## [EXERCISE AIM]
Copy each line that has the string "Order" somewhere in it.

## [MATERIALS PROVIDED]
..........

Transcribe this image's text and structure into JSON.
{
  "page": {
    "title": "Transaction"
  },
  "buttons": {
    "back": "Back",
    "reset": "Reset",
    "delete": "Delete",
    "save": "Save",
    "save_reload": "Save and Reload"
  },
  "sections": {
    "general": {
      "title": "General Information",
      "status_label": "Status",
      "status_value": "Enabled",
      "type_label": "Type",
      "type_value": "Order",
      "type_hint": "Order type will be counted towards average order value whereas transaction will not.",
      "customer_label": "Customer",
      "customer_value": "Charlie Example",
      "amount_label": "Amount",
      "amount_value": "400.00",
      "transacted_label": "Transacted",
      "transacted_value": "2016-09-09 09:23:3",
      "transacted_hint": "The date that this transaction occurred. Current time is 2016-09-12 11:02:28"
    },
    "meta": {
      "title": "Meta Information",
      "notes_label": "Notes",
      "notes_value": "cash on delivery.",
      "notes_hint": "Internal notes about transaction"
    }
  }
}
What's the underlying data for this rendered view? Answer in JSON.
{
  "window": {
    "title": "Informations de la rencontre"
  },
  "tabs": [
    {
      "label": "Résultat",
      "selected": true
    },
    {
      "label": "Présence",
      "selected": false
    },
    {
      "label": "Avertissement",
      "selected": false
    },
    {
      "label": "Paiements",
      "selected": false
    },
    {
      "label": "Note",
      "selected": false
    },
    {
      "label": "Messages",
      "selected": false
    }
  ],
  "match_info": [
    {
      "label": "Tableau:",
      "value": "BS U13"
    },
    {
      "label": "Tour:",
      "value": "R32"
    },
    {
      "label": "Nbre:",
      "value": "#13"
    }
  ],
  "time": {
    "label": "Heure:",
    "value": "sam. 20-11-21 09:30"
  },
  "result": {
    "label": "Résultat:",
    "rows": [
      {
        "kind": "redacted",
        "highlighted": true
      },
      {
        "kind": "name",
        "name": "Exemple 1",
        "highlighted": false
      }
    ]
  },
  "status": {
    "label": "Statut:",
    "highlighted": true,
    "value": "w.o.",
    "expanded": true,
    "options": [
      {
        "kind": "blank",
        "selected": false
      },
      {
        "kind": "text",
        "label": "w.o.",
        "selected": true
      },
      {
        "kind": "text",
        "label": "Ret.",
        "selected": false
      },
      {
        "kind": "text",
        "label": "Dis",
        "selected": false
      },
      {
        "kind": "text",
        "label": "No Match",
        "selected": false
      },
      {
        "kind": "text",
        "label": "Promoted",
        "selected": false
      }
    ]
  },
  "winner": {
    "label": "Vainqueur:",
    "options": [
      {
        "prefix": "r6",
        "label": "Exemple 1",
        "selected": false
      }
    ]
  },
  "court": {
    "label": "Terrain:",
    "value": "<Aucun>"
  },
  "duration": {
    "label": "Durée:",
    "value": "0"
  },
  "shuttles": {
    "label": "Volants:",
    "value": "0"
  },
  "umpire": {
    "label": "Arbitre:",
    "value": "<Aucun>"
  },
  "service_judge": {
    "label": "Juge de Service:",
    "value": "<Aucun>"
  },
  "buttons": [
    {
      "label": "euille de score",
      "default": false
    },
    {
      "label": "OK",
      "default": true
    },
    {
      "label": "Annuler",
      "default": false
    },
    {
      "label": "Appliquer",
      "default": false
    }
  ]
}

..........

## [RESULT OF THIS EXERCISE]
      "type_value": "Order",
      "type_hint": "Order type will be counted towards average order value whereas transaction will not.",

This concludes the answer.